*Task brief*:
Filter the entries that follow, copying every line in which the word "monitorapp" appears.

======== Records for the task ========

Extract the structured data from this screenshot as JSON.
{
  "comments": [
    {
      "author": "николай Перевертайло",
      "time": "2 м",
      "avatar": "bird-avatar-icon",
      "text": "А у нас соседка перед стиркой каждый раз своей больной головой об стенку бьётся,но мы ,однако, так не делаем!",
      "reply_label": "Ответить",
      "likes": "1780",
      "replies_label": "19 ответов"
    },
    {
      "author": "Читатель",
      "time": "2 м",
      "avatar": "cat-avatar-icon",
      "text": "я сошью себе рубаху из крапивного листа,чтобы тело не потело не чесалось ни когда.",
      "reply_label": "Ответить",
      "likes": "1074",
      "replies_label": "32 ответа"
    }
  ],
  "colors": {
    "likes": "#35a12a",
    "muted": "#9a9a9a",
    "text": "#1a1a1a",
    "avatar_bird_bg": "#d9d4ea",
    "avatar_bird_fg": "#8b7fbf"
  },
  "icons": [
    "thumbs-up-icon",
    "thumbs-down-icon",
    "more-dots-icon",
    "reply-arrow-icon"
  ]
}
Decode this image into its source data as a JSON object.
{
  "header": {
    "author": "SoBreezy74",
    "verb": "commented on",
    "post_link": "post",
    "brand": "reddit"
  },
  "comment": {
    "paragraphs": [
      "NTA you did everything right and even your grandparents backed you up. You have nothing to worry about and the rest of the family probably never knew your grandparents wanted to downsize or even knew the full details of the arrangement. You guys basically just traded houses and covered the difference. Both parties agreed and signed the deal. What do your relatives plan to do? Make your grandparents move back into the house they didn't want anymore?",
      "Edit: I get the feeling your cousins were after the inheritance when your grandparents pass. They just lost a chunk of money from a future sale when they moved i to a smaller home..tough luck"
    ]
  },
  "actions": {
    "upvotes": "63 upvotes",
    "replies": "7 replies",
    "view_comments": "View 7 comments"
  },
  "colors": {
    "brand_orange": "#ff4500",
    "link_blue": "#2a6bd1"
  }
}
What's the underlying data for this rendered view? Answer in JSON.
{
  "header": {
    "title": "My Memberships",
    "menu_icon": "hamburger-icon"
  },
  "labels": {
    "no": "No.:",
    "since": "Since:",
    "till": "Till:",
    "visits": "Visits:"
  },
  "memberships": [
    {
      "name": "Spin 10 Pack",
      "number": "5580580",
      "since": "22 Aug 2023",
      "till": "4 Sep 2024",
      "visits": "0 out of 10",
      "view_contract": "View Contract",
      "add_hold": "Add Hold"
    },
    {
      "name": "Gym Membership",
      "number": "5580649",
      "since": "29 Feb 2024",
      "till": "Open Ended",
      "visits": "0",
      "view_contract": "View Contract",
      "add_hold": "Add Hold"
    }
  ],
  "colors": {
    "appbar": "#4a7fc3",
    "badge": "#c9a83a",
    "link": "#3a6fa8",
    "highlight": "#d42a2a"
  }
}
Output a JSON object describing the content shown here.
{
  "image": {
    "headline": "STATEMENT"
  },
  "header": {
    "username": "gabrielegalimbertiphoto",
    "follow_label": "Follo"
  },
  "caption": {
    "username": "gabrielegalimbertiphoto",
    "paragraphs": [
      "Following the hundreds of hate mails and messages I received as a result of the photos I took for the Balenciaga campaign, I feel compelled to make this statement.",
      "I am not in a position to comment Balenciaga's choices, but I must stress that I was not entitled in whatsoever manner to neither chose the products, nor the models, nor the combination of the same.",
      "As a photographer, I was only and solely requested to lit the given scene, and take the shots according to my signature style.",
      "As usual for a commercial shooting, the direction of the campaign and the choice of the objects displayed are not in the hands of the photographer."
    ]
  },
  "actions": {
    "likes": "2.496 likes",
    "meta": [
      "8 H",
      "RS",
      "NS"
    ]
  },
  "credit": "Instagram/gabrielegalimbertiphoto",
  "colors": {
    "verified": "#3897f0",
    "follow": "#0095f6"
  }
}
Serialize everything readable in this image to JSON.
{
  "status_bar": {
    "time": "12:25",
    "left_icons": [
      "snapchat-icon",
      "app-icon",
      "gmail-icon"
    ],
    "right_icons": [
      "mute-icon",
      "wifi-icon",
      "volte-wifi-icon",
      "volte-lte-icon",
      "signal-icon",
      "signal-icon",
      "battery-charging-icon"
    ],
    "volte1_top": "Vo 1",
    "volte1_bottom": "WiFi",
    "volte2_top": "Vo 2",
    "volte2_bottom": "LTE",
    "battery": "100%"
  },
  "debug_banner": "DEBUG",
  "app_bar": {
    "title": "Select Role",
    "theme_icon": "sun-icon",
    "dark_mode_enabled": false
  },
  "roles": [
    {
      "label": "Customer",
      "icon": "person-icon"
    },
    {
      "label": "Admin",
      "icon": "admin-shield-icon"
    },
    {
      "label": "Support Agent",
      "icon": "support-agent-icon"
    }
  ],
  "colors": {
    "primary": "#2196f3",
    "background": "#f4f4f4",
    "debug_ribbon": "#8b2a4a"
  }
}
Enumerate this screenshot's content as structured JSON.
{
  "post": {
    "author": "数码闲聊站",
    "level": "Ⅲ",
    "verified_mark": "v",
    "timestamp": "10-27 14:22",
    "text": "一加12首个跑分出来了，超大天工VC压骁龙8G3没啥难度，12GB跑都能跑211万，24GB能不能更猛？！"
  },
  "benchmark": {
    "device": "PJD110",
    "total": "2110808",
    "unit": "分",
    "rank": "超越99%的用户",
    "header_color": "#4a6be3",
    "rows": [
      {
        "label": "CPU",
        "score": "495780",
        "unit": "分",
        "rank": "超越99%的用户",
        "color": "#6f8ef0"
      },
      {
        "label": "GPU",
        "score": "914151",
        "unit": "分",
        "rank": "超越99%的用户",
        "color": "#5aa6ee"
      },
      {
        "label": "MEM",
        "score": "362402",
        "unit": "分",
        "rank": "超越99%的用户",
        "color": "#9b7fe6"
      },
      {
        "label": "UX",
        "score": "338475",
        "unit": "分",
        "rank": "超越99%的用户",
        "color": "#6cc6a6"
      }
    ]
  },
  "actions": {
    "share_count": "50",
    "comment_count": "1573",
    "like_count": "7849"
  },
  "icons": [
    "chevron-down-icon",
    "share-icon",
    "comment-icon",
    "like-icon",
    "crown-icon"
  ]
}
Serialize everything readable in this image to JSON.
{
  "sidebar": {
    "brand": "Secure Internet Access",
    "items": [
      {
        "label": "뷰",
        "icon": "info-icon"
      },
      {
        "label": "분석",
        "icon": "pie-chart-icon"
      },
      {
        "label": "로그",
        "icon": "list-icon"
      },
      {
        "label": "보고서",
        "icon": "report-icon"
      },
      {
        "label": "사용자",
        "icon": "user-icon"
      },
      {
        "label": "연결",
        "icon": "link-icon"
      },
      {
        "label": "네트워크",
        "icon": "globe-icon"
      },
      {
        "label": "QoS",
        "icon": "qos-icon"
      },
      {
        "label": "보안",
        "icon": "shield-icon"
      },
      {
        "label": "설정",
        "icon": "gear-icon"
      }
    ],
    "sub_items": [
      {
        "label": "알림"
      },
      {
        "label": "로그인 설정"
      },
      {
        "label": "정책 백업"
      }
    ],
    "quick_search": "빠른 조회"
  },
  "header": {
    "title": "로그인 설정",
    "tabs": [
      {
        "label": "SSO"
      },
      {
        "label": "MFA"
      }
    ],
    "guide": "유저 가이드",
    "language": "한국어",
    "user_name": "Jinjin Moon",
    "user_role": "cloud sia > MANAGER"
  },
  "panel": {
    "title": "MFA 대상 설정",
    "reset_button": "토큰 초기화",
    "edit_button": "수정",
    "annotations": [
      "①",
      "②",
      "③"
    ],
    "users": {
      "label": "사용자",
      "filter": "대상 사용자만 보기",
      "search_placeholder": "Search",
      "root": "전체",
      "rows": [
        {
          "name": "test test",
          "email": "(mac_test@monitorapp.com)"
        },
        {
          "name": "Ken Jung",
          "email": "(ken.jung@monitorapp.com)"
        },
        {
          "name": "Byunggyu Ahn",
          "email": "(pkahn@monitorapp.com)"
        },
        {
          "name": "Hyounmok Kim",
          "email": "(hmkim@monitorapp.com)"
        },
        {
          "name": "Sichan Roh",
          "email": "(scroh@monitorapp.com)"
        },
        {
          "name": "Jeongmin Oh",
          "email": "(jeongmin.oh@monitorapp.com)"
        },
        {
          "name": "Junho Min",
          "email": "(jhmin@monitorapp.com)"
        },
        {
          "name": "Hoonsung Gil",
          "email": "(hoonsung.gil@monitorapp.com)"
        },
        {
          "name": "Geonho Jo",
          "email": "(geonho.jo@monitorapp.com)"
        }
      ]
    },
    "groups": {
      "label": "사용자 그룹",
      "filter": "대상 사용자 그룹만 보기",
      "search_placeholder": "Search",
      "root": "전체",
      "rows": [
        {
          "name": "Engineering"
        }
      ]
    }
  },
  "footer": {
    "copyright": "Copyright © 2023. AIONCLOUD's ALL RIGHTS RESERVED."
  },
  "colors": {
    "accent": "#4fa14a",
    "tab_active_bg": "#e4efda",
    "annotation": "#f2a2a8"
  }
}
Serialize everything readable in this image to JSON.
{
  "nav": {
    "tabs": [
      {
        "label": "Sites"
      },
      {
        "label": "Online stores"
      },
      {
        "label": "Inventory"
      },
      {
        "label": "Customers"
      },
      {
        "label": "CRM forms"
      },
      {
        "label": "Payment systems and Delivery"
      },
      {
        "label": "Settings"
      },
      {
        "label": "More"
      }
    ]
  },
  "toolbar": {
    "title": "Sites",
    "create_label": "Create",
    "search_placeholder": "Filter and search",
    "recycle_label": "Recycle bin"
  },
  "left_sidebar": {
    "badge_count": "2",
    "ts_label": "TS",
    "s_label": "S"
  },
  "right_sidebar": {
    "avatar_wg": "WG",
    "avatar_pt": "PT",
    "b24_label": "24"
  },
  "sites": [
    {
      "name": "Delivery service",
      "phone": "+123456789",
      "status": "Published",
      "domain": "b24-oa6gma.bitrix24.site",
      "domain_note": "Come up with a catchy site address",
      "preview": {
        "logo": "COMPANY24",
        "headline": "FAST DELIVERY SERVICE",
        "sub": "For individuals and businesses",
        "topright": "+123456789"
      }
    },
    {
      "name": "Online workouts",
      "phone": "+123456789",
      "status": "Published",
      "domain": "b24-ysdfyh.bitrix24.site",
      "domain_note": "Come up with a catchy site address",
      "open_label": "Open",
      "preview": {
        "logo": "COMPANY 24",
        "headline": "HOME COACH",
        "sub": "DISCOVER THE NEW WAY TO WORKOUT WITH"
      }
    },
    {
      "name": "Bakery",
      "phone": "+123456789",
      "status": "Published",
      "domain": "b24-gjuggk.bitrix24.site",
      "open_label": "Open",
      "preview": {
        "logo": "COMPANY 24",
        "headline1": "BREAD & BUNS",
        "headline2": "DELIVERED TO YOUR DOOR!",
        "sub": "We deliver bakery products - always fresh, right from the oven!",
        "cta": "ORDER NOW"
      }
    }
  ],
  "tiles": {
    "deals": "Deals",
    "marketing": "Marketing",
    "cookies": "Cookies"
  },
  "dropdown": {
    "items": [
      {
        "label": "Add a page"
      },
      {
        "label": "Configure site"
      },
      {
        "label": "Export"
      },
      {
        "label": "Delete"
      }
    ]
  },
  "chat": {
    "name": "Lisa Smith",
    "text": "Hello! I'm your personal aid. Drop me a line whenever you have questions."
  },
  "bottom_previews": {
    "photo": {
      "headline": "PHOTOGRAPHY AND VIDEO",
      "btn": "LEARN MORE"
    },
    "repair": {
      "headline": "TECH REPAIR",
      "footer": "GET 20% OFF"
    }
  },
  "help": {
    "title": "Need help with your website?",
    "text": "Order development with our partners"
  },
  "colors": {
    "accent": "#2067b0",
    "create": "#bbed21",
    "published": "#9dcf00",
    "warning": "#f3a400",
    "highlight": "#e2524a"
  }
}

========

*Correct response*:
          "email": "(mac_test@monitorapp.com)"
          "email": "(ken.jung@monitorapp.com)"
          "email": "(pkahn@monitorapp.com)"
          "email": "(hmkim@monitorapp.com)"
          "email": "(scroh@monitorapp.com)"
          "email": "(jeongmin.oh@monitorapp.com)"
          "email": "(jhmin@monitorapp.com)"
          "email": "(hoonsung.gil@monitorapp.com)"
          "email": "(geonho.jo@monitorapp.com)"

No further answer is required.